__Required task__.
Will you write out the data exactly, excluding every picture?

--- Task inputs ---

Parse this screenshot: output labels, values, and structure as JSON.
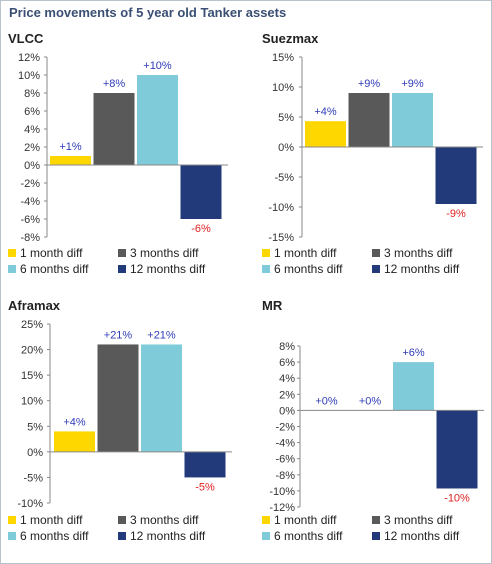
{
  "title": "Price movements of 5 year old Tanker assets",
  "colors": {
    "series": [
      "#FFD700",
      "#595959",
      "#7FCBD9",
      "#223A7A"
    ],
    "label_positive": "#2F3BB8",
    "label_negative": "#E02020"
  },
  "chart_data": [
    {
      "type": "bar",
      "title": "VLCC",
      "categories": [
        "1 month diff",
        "3 months diff",
        "6 months diff",
        "12 months diff"
      ],
      "values": [
        1,
        8,
        10,
        -6
      ],
      "data_labels": [
        "+1%",
        "+8%",
        "+10%",
        "-6%"
      ],
      "ylim": [
        -8,
        12
      ],
      "yticks": [
        12,
        10,
        8,
        6,
        4,
        2,
        0,
        -2,
        -4,
        -6,
        -8
      ],
      "ytick_labels": [
        "12%",
        "10%",
        "8%",
        "6%",
        "4%",
        "2%",
        "0%",
        "-2%",
        "-4%",
        "-6%",
        "-8%"
      ],
      "legend": [
        "1 month diff",
        "3 months diff",
        "6 months diff",
        "12 months diff"
      ],
      "legend_position": "bottom",
      "grid": false
    },
    {
      "type": "bar",
      "title": "Suezmax",
      "categories": [
        "1 month diff",
        "3 months diff",
        "6 months diff",
        "12 months diff"
      ],
      "values": [
        4.3,
        9,
        9,
        -9.5
      ],
      "data_labels": [
        "+4%",
        "+9%",
        "+9%",
        "-9%"
      ],
      "ylim": [
        -15,
        15
      ],
      "yticks": [
        15,
        10,
        5,
        0,
        -5,
        -10,
        -15
      ],
      "ytick_labels": [
        "15%",
        "10%",
        "5%",
        "0%",
        "-5%",
        "-10%",
        "-15%"
      ],
      "legend": [
        "1 month diff",
        "3 months diff",
        "6 months diff",
        "12 months diff"
      ],
      "legend_position": "bottom",
      "grid": false
    },
    {
      "type": "bar",
      "title": "Aframax",
      "categories": [
        "1 month diff",
        "3 months diff",
        "6 months diff",
        "12 months diff"
      ],
      "values": [
        4,
        21,
        21,
        -5
      ],
      "data_labels": [
        "+4%",
        "+21%",
        "+21%",
        "-5%"
      ],
      "ylim": [
        -10,
        25
      ],
      "yticks": [
        25,
        20,
        15,
        10,
        5,
        0,
        -5,
        -10
      ],
      "ytick_labels": [
        "25%",
        "20%",
        "15%",
        "10%",
        "5%",
        "0%",
        "-5%",
        "-10%"
      ],
      "legend": [
        "1 month diff",
        "3 months diff",
        "6 months diff",
        "12 months diff"
      ],
      "legend_position": "bottom",
      "grid": false
    },
    {
      "type": "bar",
      "title": "MR",
      "categories": [
        "1 month diff",
        "3 months diff",
        "6 months diff",
        "12 months diff"
      ],
      "values": [
        0,
        0,
        6,
        -9.7
      ],
      "data_labels": [
        "+0%",
        "+0%",
        "+6%",
        "-10%"
      ],
      "ylim": [
        -12,
        8
      ],
      "yticks": [
        8,
        6,
        4,
        2,
        0,
        -2,
        -4,
        -6,
        -8,
        -10,
        -12
      ],
      "ytick_labels": [
        "8%",
        "6%",
        "4%",
        "2%",
        "0%",
        "-2%",
        "-4%",
        "-6%",
        "-8%",
        "-10%",
        "-12%"
      ],
      "legend": [
        "1 month diff",
        "3 months diff",
        "6 months diff",
        "12 months diff"
      ],
      "legend_position": "bottom",
      "grid": false
    }
  ]
}
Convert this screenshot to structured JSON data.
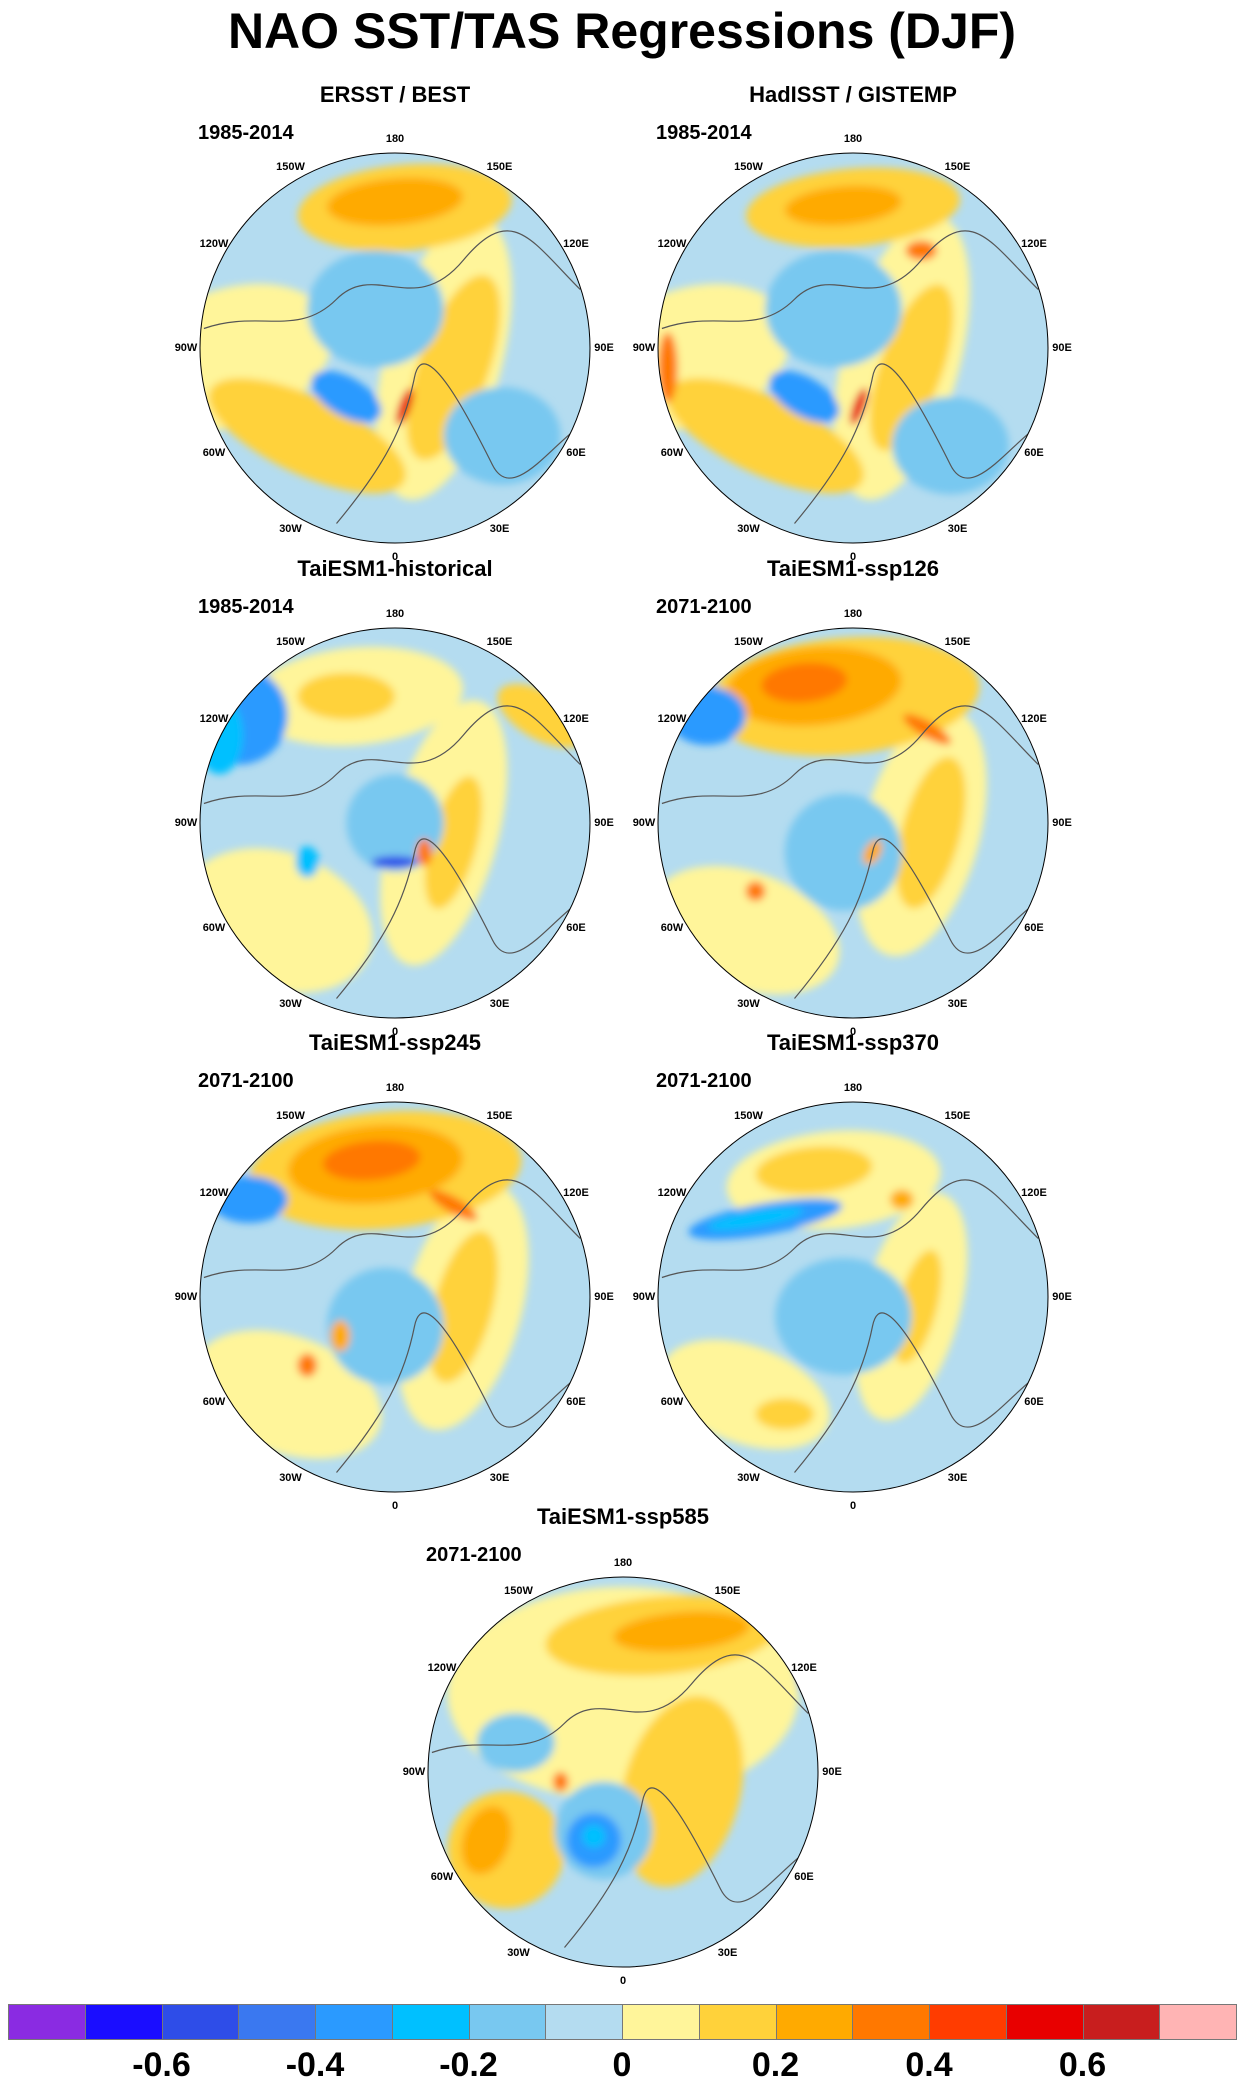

---

__Result of this exercise__.
Parse this screenshot: output labels, values, and structure as JSON.
{
  "title": "Price movements of 5 year old Tanker assets",
  "colors": {
    "series": [
      "#FFD700",
      "#595959",
      "#7FCBD9",
      "#223A7A"
    ],
    "label_positive": "#2F3BB8",
    "label_negative": "#E02020"
  },
  "chart_data": [
    {
      "type": "bar",
      "title": "VLCC",
      "categories": [
        "1 month diff",
        "3 months diff",
        "6 months diff",
        "12 months diff"
      ],
      "values": [
        1,
        8,
        10,
        -6
      ],
      "data_labels": [
        "+1%",
        "+8%",
        "+10%",
        "-6%"
      ],
      "ylim": [
        -8,
        12
      ],
      "yticks": [
        12,
        10,
        8,
        6,
        4,
        2,
        0,
        -2,
        -4,
        -6,
        -8
      ],
      "ytick_labels": [
        "12%",
        "10%",
        "8%",
        "6%",
        "4%",
        "2%",
        "0%",
        "-2%",
        "-4%",
        "-6%",
        "-8%"
      ],
      "legend": [
        "1 month diff",
        "3 months diff",
        "6 months diff",
        "12 months diff"
      ],
      "legend_position": "bottom",
      "grid": false
    },
    {
      "type": "bar",
      "title": "Suezmax",
      "categories": [
        "1 month diff",
        "3 months diff",
        "6 months diff",
        "12 months diff"
      ],
      "values": [
        4.3,
        9,
        9,
        -9.5
      ],
      "data_labels": [
        "+4%",
        "+9%",
        "+9%",
        "-9%"
      ],
      "ylim": [
        -15,
        15
      ],
      "yticks": [
        15,
        10,
        5,
        0,
        -5,
        -10,
        -15
      ],
      "ytick_labels": [
        "15%",
        "10%",
        "5%",
        "0%",
        "-5%",
        "-10%",
        "-15%"
      ],
      "legend": [
        "1 month diff",
        "3 months diff",
        "6 months diff",
        "12 months diff"
      ],
      "legend_position": "bottom",
      "grid": false
    },
    {
      "type": "bar",
      "title": "Aframax",
      "categories": [
        "1 month diff",
        "3 months diff",
        "6 months diff",
        "12 months diff"
      ],
      "values": [
        4,
        21,
        21,
        -5
      ],
      "data_labels": [
        "+4%",
        "+21%",
        "+21%",
        "-5%"
      ],
      "ylim": [
        -10,
        25
      ],
      "yticks": [
        25,
        20,
        15,
        10,
        5,
        0,
        -5,
        -10
      ],
      "ytick_labels": [
        "25%",
        "20%",
        "15%",
        "10%",
        "5%",
        "0%",
        "-5%",
        "-10%"
      ],
      "legend": [
        "1 month diff",
        "3 months diff",
        "6 months diff",
        "12 months diff"
      ],
      "legend_position": "bottom",
      "grid": false
    },
    {
      "type": "bar",
      "title": "MR",
      "categories": [
        "1 month diff",
        "3 months diff",
        "6 months diff",
        "12 months diff"
      ],
      "values": [
        0,
        0,
        6,
        -9.7
      ],
      "data_labels": [
        "+0%",
        "+0%",
        "+6%",
        "-10%"
      ],
      "ylim": [
        -12,
        8
      ],
      "yticks": [
        8,
        6,
        4,
        2,
        0,
        -2,
        -4,
        -6,
        -8,
        -10,
        -12
      ],
      "ytick_labels": [
        "8%",
        "6%",
        "4%",
        "2%",
        "0%",
        "-2%",
        "-4%",
        "-6%",
        "-8%",
        "-10%",
        "-12%"
      ],
      "legend": [
        "1 month diff",
        "3 months diff",
        "6 months diff",
        "12 months diff"
      ],
      "legend_position": "bottom",
      "grid": false
    }
  ]
}
Convert this screenshot to structured JSON data.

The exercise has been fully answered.